Stored records
--- start ---

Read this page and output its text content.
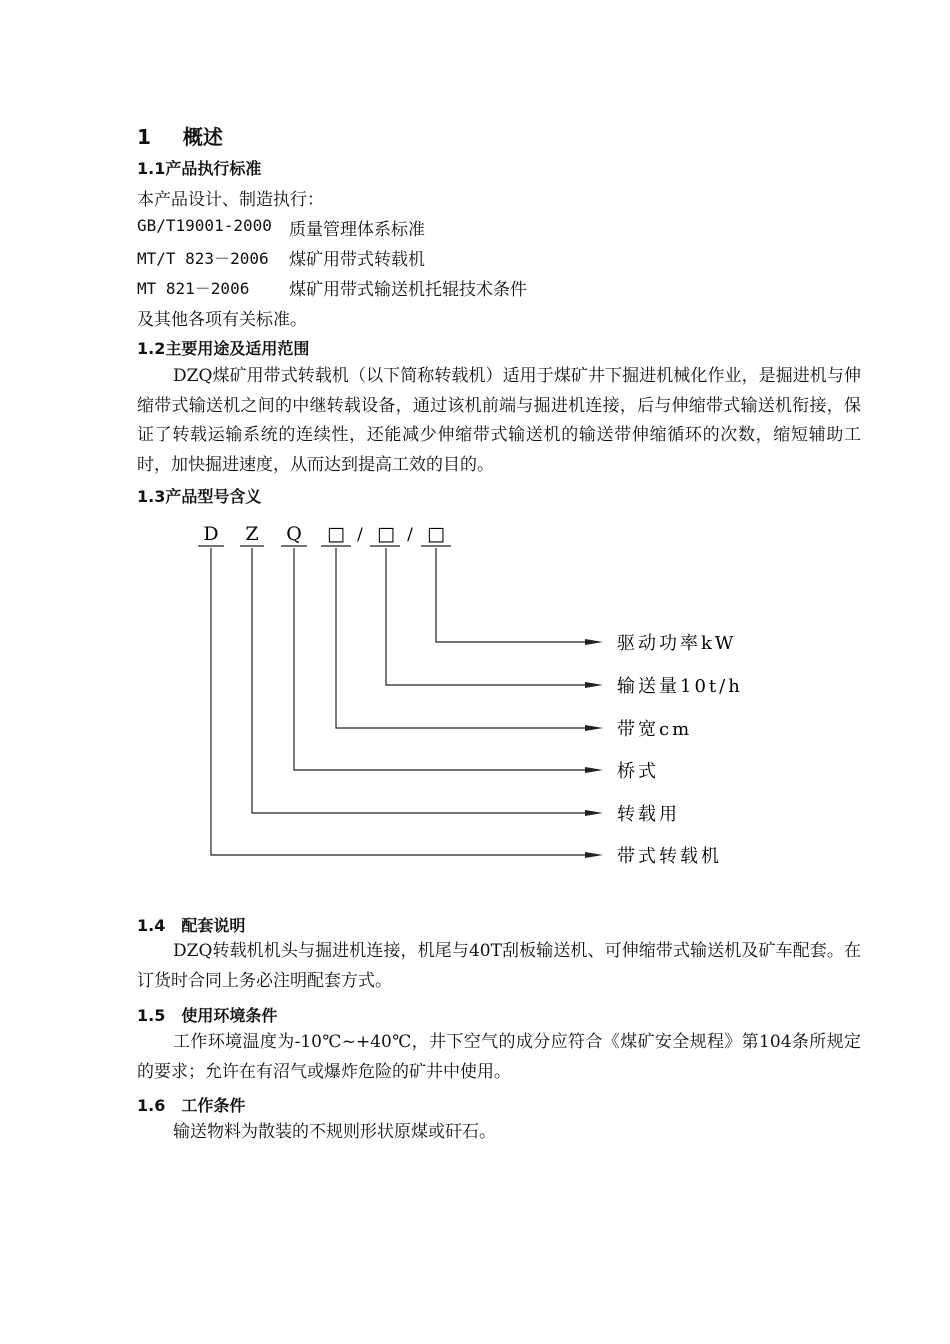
1 概述
1.1产品执行标准
本产品设计、制造执行：
GB/T19001-2000 质量管理体系标准
MT/T 823－2006 煤矿用带式转载机
MT 821－2006 煤矿用带式输送机托辊技术条件
及其他各项有关标准。
1.2主要用途及适用范围
DZQ煤矿用带式转载机（以下简称转载机）适用于煤矿井下掘进机械化作业，是掘进机与伸缩带式输送机之间的中继转载设备，通过该机前端与掘进机连接，后与伸缩带式输送机衔接，保证了转载运输系统的连续性，还能减少伸缩带式输送机的输送带伸缩循环的次数，缩短辅助工时，加快掘进速度，从而达到提高工效的目的。
1.3产品型号含义
D Z Q □ / □ / □
驱动功率kW
输送量10t/h
带宽cm
桥式
转载用
带式转载机
1.4　配套说明
DZQ转载机机头与掘进机连接，机尾与40T刮板输送机、可伸缩带式输送机及矿车配套。在订货时合同上务必注明配套方式。
1.5　使用环境条件
工作环境温度为-10℃~+40℃，井下空气的成分应符合《煤矿安全规程》第104条所规定的要求；允许在有沼气或爆炸危险的矿井中使用。
1.6　工作条件
输送物料为散装的不规则形状原煤或矸石。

--- end ---

Reproduce the material word for word. Any pictures should be left out of the copy.

Read this page and output its text content.
1 概述
1.1产品执行标准
本产品设计、制造执行：
GB/T19001-2000 质量管理体系标准
MT/T 823－2006 煤矿用带式转载机
MT 821－2006 煤矿用带式输送机托辊技术条件
及其他各项有关标准。
1.2主要用途及适用范围
DZQ煤矿用带式转载机（以下简称转载机）适用于煤矿井下掘进机械化作业，是掘进机与伸缩带式输送机之间的中继转载设备，通过该机前端与掘进机连接，后与伸缩带式输送机衔接，保证了转载运输系统的连续性，还能减少伸缩带式输送机的输送带伸缩循环的次数，缩短辅助工时，加快掘进速度，从而达到提高工效的目的。
1.3产品型号含义
D Z Q □ / □ / □
驱动功率kW
输送量10t/h
带宽cm
桥式
转载用
带式转载机
1.4　配套说明
DZQ转载机机头与掘进机连接，机尾与40T刮板输送机、可伸缩带式输送机及矿车配套。在订货时合同上务必注明配套方式。
1.5　使用环境条件
工作环境温度为-10℃~+40℃，井下空气的成分应符合《煤矿安全规程》第104条所规定的要求；允许在有沼气或爆炸危险的矿井中使用。
1.6　工作条件
输送物料为散装的不规则形状原煤或矸石。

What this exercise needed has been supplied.